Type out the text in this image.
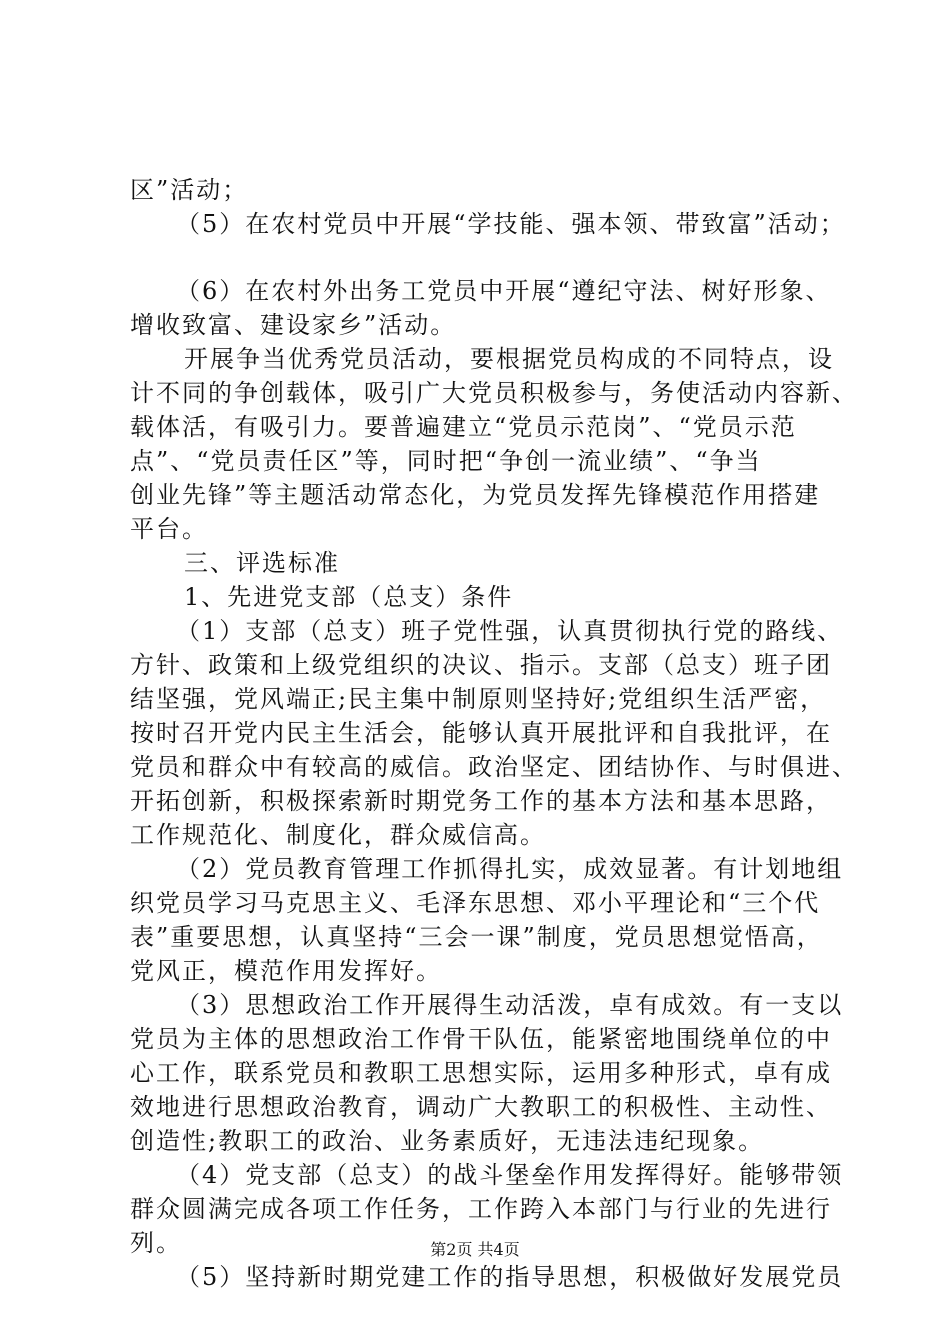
区”活动；
（5）在农村党员中开展“学技能、强本领、带致富”活动；
（6）在农村外出务工党员中开展“遵纪守法、树好形象、
增收致富、建设家乡”活动。
开展争当优秀党员活动，要根据党员构成的不同特点，设
计不同的争创载体，吸引广大党员积极参与，务使活动内容新、
载体活，有吸引力。要普遍建立“党员示范岗”、“党员示范
点”、“党员责任区”等，同时把“争创一流业绩”、“争当
创业先锋”等主题活动常态化，为党员发挥先锋模范作用搭建
平台。
三、评选标准
1、先进党支部（总支）条件
（1）支部（总支）班子党性强，认真贯彻执行党的路线、
方针、政策和上级党组织的决议、指示。支部（总支）班子团
结坚强，党风端正;民主集中制原则坚持好;党组织生活严密，
按时召开党内民主生活会，能够认真开展批评和自我批评，在
党员和群众中有较高的威信。政治坚定、团结协作、与时俱进、
开拓创新，积极探索新时期党务工作的基本方法和基本思路，
工作规范化、制度化，群众威信高。
（2）党员教育管理工作抓得扎实，成效显著。有计划地组
织党员学习马克思主义、毛泽东思想、邓小平理论和“三个代
表”重要思想，认真坚持“三会一课”制度，党员思想觉悟高，
党风正，模范作用发挥好。
（3）思想政治工作开展得生动活泼，卓有成效。有一支以
党员为主体的思想政治工作骨干队伍，能紧密地围绕单位的中
心工作，联系党员和教职工思想实际，运用多种形式，卓有成
效地进行思想政治教育，调动广大教职工的积极性、主动性、
创造性;教职工的政治、业务素质好，无违法违纪现象。
（4）党支部（总支）的战斗堡垒作用发挥得好。能够带领
群众圆满完成各项工作任务，工作跨入本部门与行业的先进行
列。
（5）坚持新时期党建工作的指导思想，积极做好发展党员
第2页 共4页
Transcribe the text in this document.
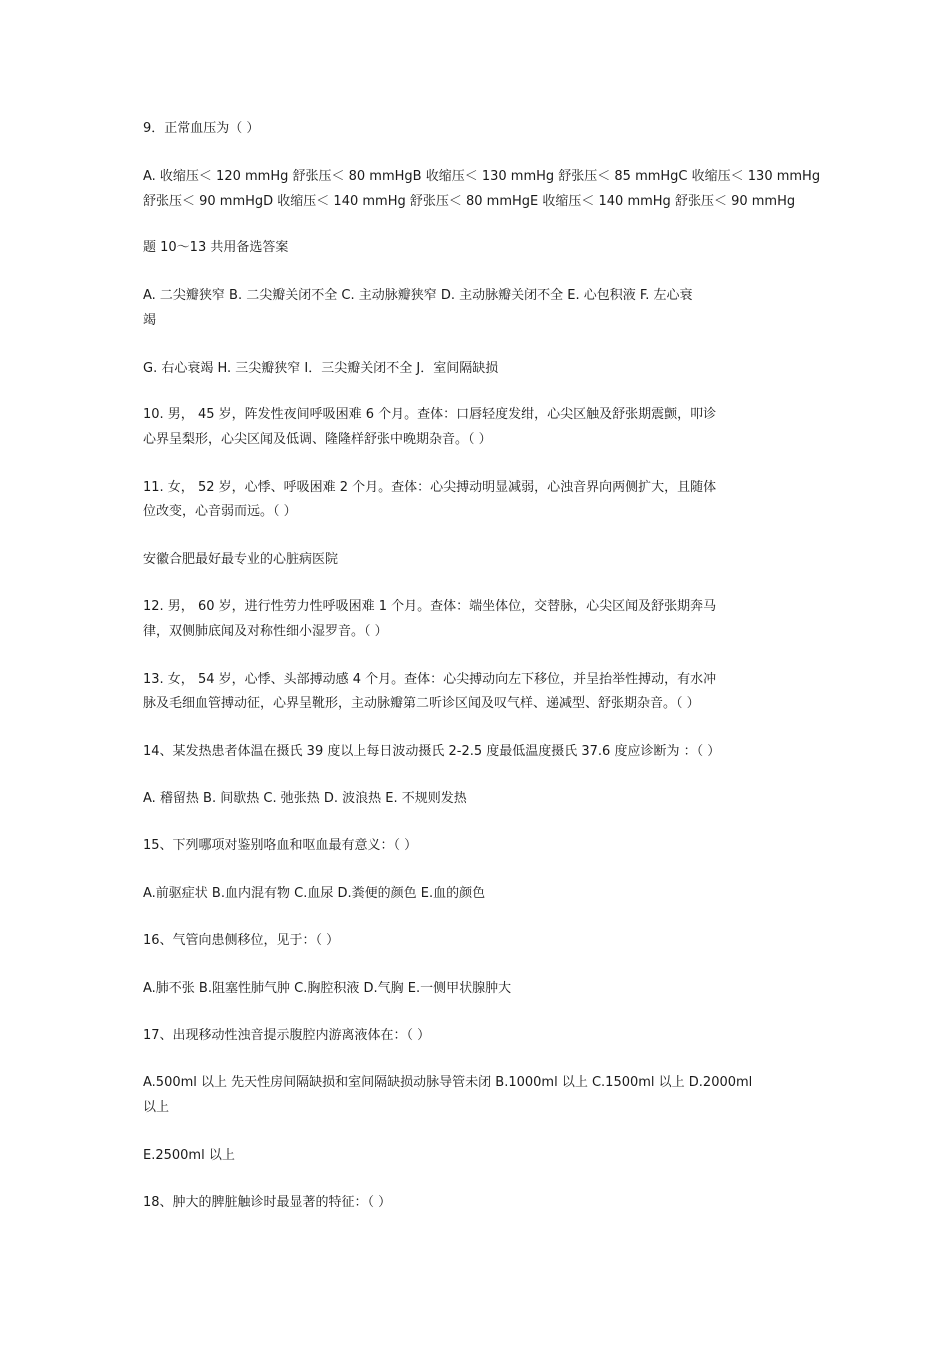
9．正常血压为（ ）
A. 收缩压＜ 120 mmHg 舒张压＜ 80 mmHgB 收缩压＜ 130 mmHg 舒张压＜ 85 mmHgC 收缩压＜ 130 mmHg
舒张压＜ 90 mmHgD 收缩压＜ 140 mmHg 舒张压＜ 80 mmHgE 收缩压＜ 140 mmHg 舒张压＜ 90 mmHg
题 10～13 共用备选答案
A. 二尖瓣狭窄 B. 二尖瓣关闭不全 C. 主动脉瓣狭窄 D. 主动脉瓣关闭不全 E. 心包积液 F. 左心衰
竭
G. 右心衰竭 H. 三尖瓣狭窄 I．三尖瓣关闭不全 J．室间隔缺损
10. 男， 45 岁，阵发性夜间呼吸困难 6 个月。查体：口唇轻度发绀，心尖区触及舒张期震颤，叩诊
心界呈梨形，心尖区闻及低调、隆隆样舒张中晚期杂音。（ ）
11. 女， 52 岁，心悸、呼吸困难 2 个月。查体：心尖搏动明显减弱，心浊音界向两侧扩大，且随体
位改变，心音弱而远。（ ）
安徽合肥最好最专业的心脏病医院
12. 男， 60 岁，进行性劳力性呼吸困难 1 个月。查体：端坐体位，交替脉，心尖区闻及舒张期奔马
律，双侧肺底闻及对称性细小湿罗音。（ ）
13. 女， 54 岁，心悸、头部搏动感 4 个月。查体：心尖搏动向左下移位，并呈抬举性搏动，有水冲
脉及毛细血管搏动征，心界呈靴形，主动脉瓣第二听诊区闻及叹气样、递减型、舒张期杂音。（ ）
14、某发热患者体温在摄氏 39 度以上每日波动摄氏 2-2.5 度最低温度摄氏 37.6 度应诊断为 ：（ ）
A. 稽留热 B. 间歇热 C. 弛张热 D. 波浪热 E. 不规则发热
15、下列哪项对鉴别咯血和呕血最有意义：（ ）
A.前驱症状 B.血内混有物 C.血尿 D.粪便的颜色 E.血的颜色
16、气管向患侧移位，见于：（ ）
A.肺不张 B.阻塞性肺气肿 C.胸腔积液 D.气胸 E.一侧甲状腺肿大
17、出现移动性浊音提示腹腔内游离液体在：（ ）
A.500ml 以上 先天性房间隔缺损和室间隔缺损动脉导管未闭 B.1000ml 以上 C.1500ml 以上 D.2000ml
以上
E.2500ml 以上
18、肿大的脾脏触诊时最显著的特征：（ ）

Task objective ▸
All of the material above needs to be restated exactly, with no pictures.

Response for this exercise ▸
Type out the text in this image.
区”活动；
（5）在农村党员中开展“学技能、强本领、带致富”活动；
（6）在农村外出务工党员中开展“遵纪守法、树好形象、
增收致富、建设家乡”活动。
开展争当优秀党员活动，要根据党员构成的不同特点，设
计不同的争创载体，吸引广大党员积极参与，务使活动内容新、
载体活，有吸引力。要普遍建立“党员示范岗”、“党员示范
点”、“党员责任区”等，同时把“争创一流业绩”、“争当
创业先锋”等主题活动常态化，为党员发挥先锋模范作用搭建
平台。
三、评选标准
1、先进党支部（总支）条件
（1）支部（总支）班子党性强，认真贯彻执行党的路线、
方针、政策和上级党组织的决议、指示。支部（总支）班子团
结坚强，党风端正;民主集中制原则坚持好;党组织生活严密，
按时召开党内民主生活会，能够认真开展批评和自我批评，在
党员和群众中有较高的威信。政治坚定、团结协作、与时俱进、
开拓创新，积极探索新时期党务工作的基本方法和基本思路，
工作规范化、制度化，群众威信高。
（2）党员教育管理工作抓得扎实，成效显著。有计划地组
织党员学习马克思主义、毛泽东思想、邓小平理论和“三个代
表”重要思想，认真坚持“三会一课”制度，党员思想觉悟高，
党风正，模范作用发挥好。
（3）思想政治工作开展得生动活泼，卓有成效。有一支以
党员为主体的思想政治工作骨干队伍，能紧密地围绕单位的中
心工作，联系党员和教职工思想实际，运用多种形式，卓有成
效地进行思想政治教育，调动广大教职工的积极性、主动性、
创造性;教职工的政治、业务素质好，无违法违纪现象。
（4）党支部（总支）的战斗堡垒作用发挥得好。能够带领
群众圆满完成各项工作任务，工作跨入本部门与行业的先进行
列。
（5）坚持新时期党建工作的指导思想，积极做好发展党员
第2页 共4页
Transcribe the text in this document.
9．正常血压为（ ）
A. 收缩压＜ 120 mmHg 舒张压＜ 80 mmHgB 收缩压＜ 130 mmHg 舒张压＜ 85 mmHgC 收缩压＜ 130 mmHg
舒张压＜ 90 mmHgD 收缩压＜ 140 mmHg 舒张压＜ 80 mmHgE 收缩压＜ 140 mmHg 舒张压＜ 90 mmHg
题 10～13 共用备选答案
A. 二尖瓣狭窄 B. 二尖瓣关闭不全 C. 主动脉瓣狭窄 D. 主动脉瓣关闭不全 E. 心包积液 F. 左心衰
竭
G. 右心衰竭 H. 三尖瓣狭窄 I．三尖瓣关闭不全 J．室间隔缺损
10. 男， 45 岁，阵发性夜间呼吸困难 6 个月。查体：口唇轻度发绀，心尖区触及舒张期震颤，叩诊
心界呈梨形，心尖区闻及低调、隆隆样舒张中晚期杂音。（ ）
11. 女， 52 岁，心悸、呼吸困难 2 个月。查体：心尖搏动明显减弱，心浊音界向两侧扩大，且随体
位改变，心音弱而远。（ ）
安徽合肥最好最专业的心脏病医院
12. 男， 60 岁，进行性劳力性呼吸困难 1 个月。查体：端坐体位，交替脉，心尖区闻及舒张期奔马
律，双侧肺底闻及对称性细小湿罗音。（ ）
13. 女， 54 岁，心悸、头部搏动感 4 个月。查体：心尖搏动向左下移位，并呈抬举性搏动，有水冲
脉及毛细血管搏动征，心界呈靴形，主动脉瓣第二听诊区闻及叹气样、递减型、舒张期杂音。（ ）
14、某发热患者体温在摄氏 39 度以上每日波动摄氏 2-2.5 度最低温度摄氏 37.6 度应诊断为 ：（ ）
A. 稽留热 B. 间歇热 C. 弛张热 D. 波浪热 E. 不规则发热
15、下列哪项对鉴别咯血和呕血最有意义：（ ）
A.前驱症状 B.血内混有物 C.血尿 D.粪便的颜色 E.血的颜色
16、气管向患侧移位，见于：（ ）
A.肺不张 B.阻塞性肺气肿 C.胸腔积液 D.气胸 E.一侧甲状腺肿大
17、出现移动性浊音提示腹腔内游离液体在：（ ）
A.500ml 以上 先天性房间隔缺损和室间隔缺损动脉导管未闭 B.1000ml 以上 C.1500ml 以上 D.2000ml
以上
E.2500ml 以上
18、肿大的脾脏触诊时最显著的特征：（ ）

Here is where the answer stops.